**Task description:** Could you write out, word for word, everything in the Cassandra thread below from "Is it possible" down to "these attempts succeeded."?

**Document passage:**
* begin *
Is it possible to express inequality in the WHERE clause of a CQL statement? - cassandra

I want to SELECT stuff WHERE value is not NAN. How to do it? I tried different options:
WHERE value != NAN
WHERE value is not NAN
WHERE value == value
None of these attempts succeeded.
I see that it is possible to write WHERE value = NAN, but is there a way to express inequality?

As you noted, none of the alternatives you tried work today:
although the != operator is recognized by the parser, it is unfortunately not supported in WHERE clause. This is true for both Cassandra and Scylla. I opened https://github.com/scylladb/scylladb/issues/12736 as an feature request in Scylla to add support for !=.
The IS NOT ... syntax is not relevant - it is only supported in the specific way IS NOT NULL, and even that is not supported in WHERE (see https://github.com/scylladb/scylladb/issues/8517).
WHERE value = value (note a single equals sign is the SQL and CQL syntax, not '==' as in C) is currently not supported, you can only check equality of a column to a constant, not check the equality of two columns. Again this is true for both Cassandra and Scylla. Scylla is now in the process of improving the power of the WHERE expressions, and at the end of this process this sort of expression will be supported.
I think your best solution today is just to read all the data, and filter out NaN yourself, in the client. The performance loss should be minimal - just the network overhead - because even if Scylla did this filtering for you it would still need to read the data from disk and do this filtering - it's not like it can get this inequality check "for free". This is unlike the equality check (WHERE value = 3) where Scylla can jump directly to the position of value = 3 (if "value" is the partition key or clustering key) and read only that. This efficiency concern is the reason why historically Scylla and Cassandra supported the equality operator, and not the inequality operator.

Cassandra is designed for OLTP workloads so reads are optimised for retrieving specific partitions such that the filter is of the form:
SELECT ... FROM ... WHERE partition_key = ?
A query that has an inequality filter is retrieving "everything except partition X" and is not really OLTP because Cassandra has to perform a full table scan to check all records which do NOT match the filter. This query does not scale so is not supported.
As far as I'm aware, the inequality operator (!=) only works in the conditional section of lightweight transactions that only applies to UPDATE or DELETE, not SELECT statements. For example:
UPDATE ... SET ... WHERE ... IF condition
If you have a complex search use case, you should look at using Elasticsearch or Apache Solr on top of Cassandra. If you have an analytics use case, consider using Apache Spark to query the data in Cassandra. Cheers!

Related

How to check length of text field of Cassandra table

There is one field 'name' in our Cassandra database whose data type is type 'text'
How do I retrieve the data which has length of the 'name' field greater than some number using Cassandra query.
* end *
**Data extract:**
* begin *
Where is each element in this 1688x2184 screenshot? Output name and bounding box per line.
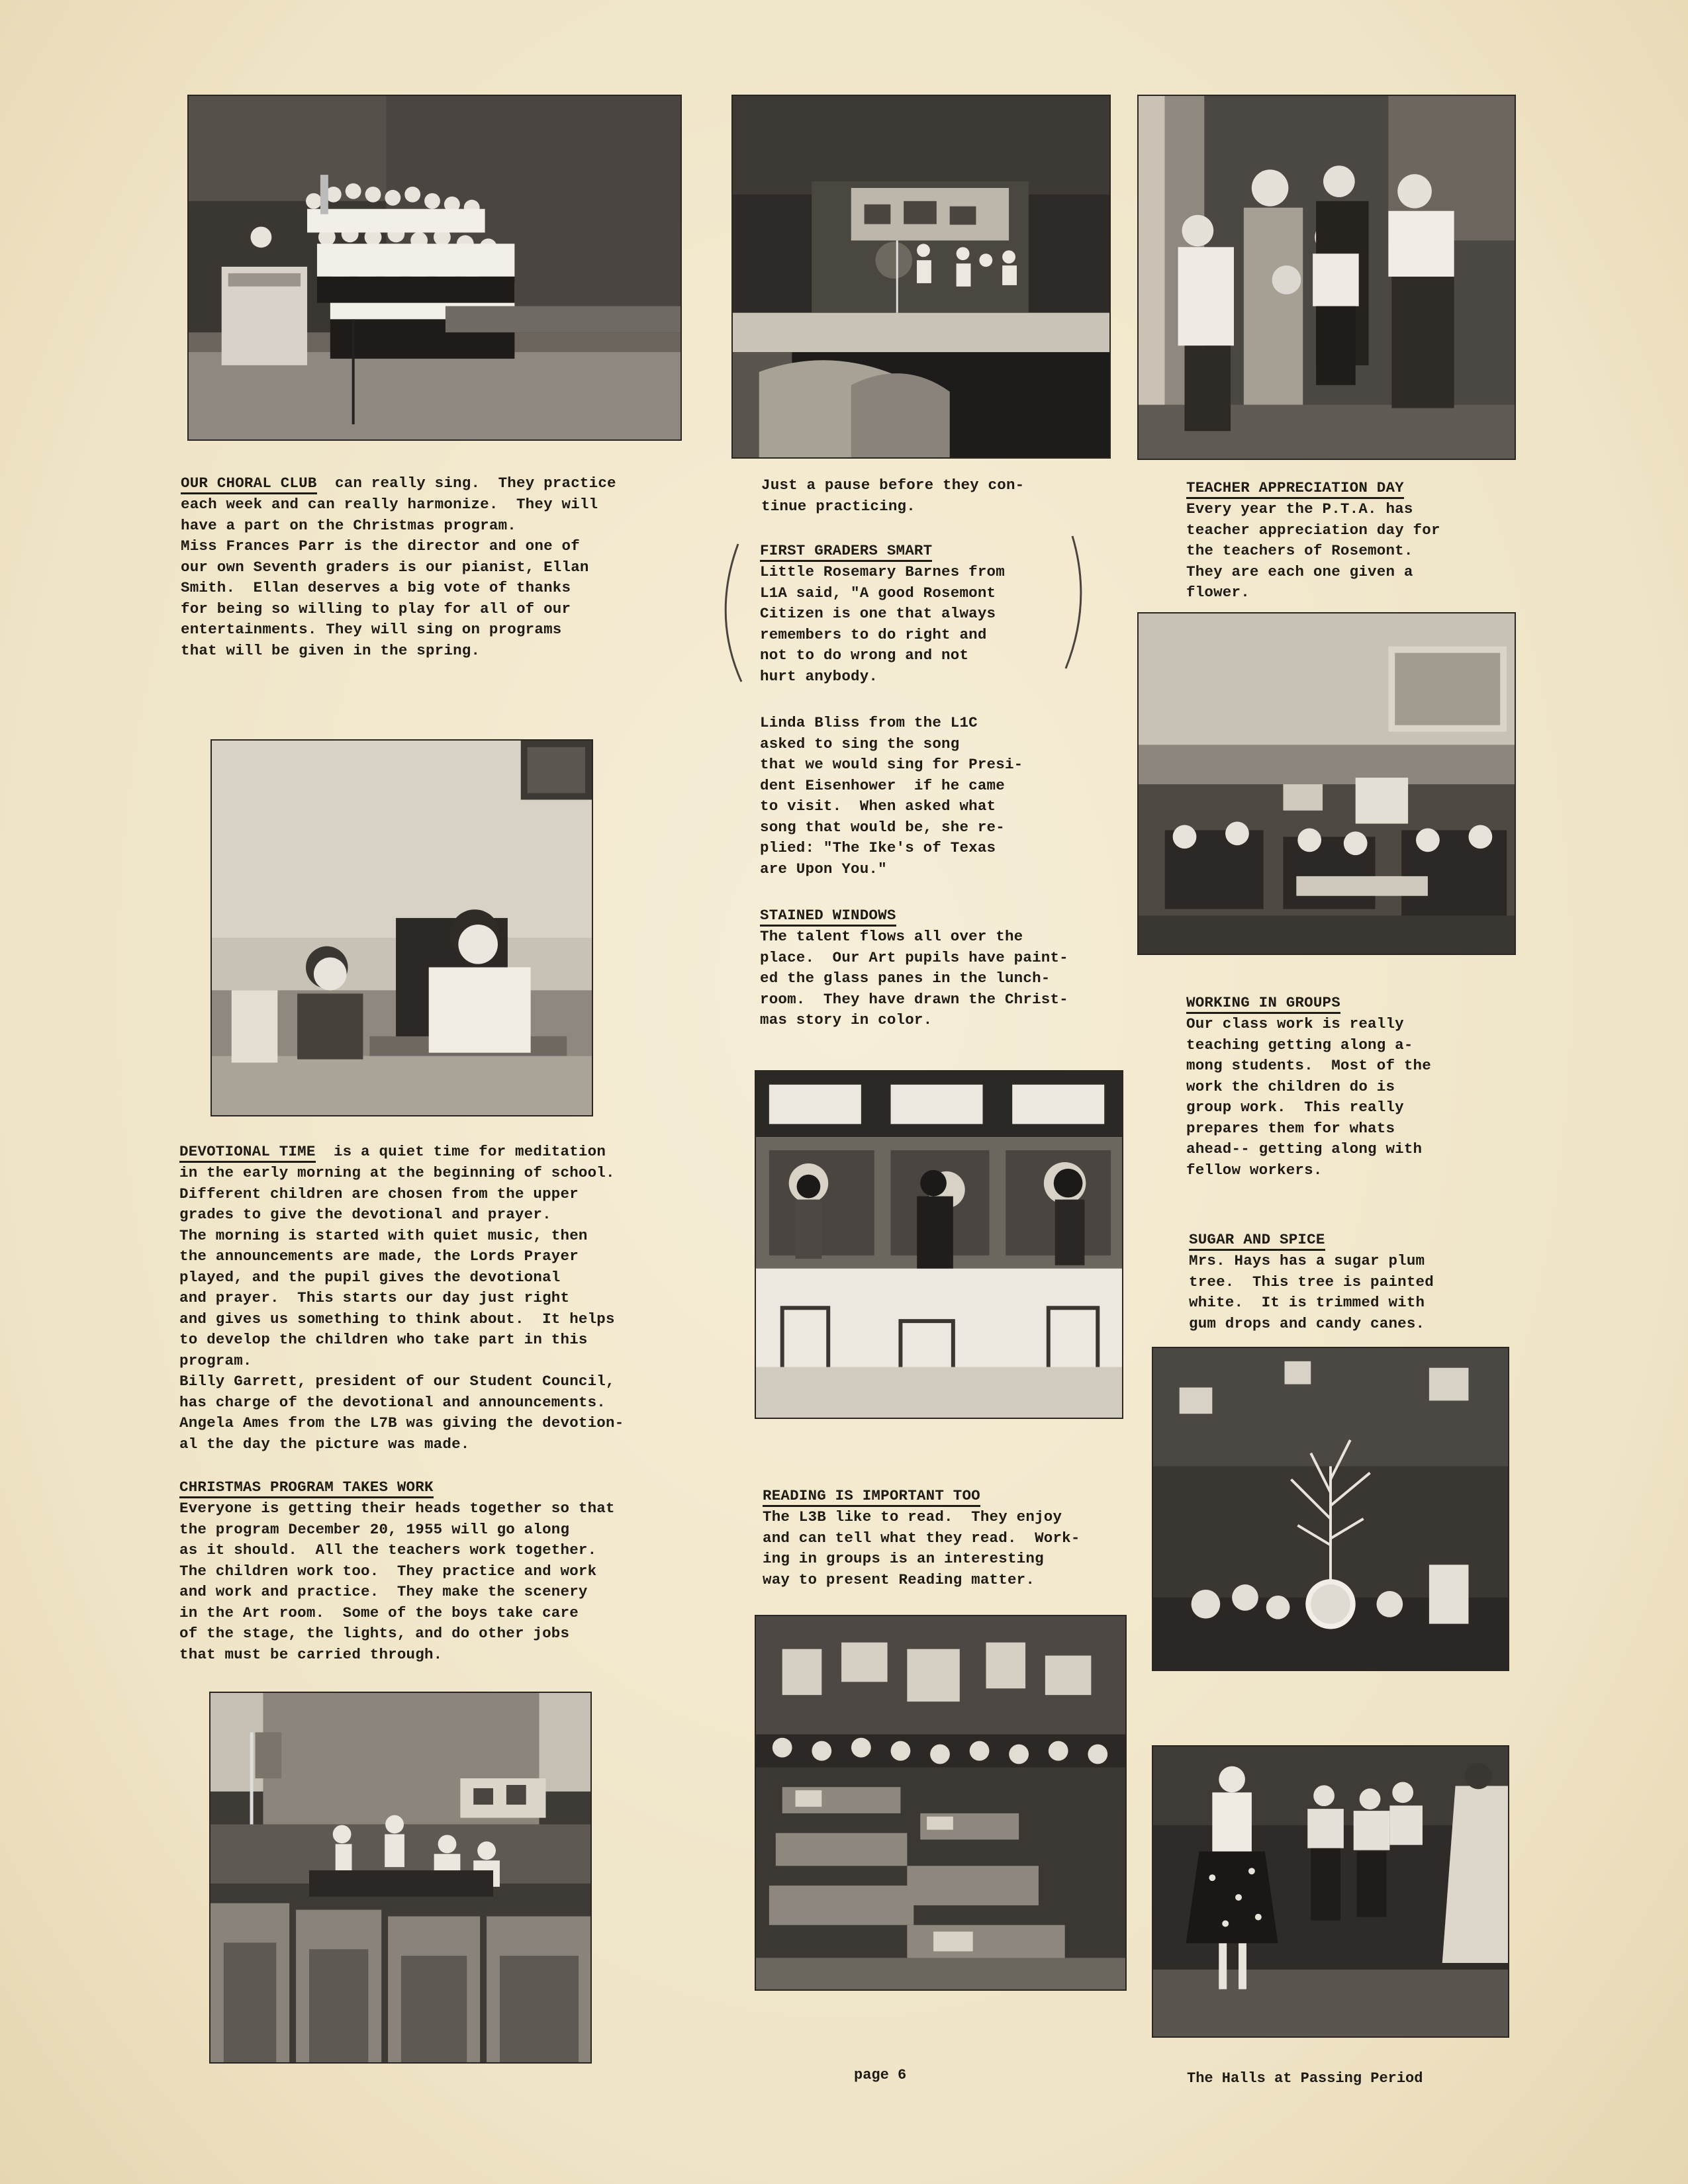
* end *
**Solution to the exercise:**
Is it possible to express inequality in the WHERE clause of a CQL statement? - cassandra

I want to SELECT stuff WHERE value is not NAN. How to do it? I tried different options:
WHERE value != NAN
WHERE value is not NAN
WHERE value == value
None of these attempts succeeded.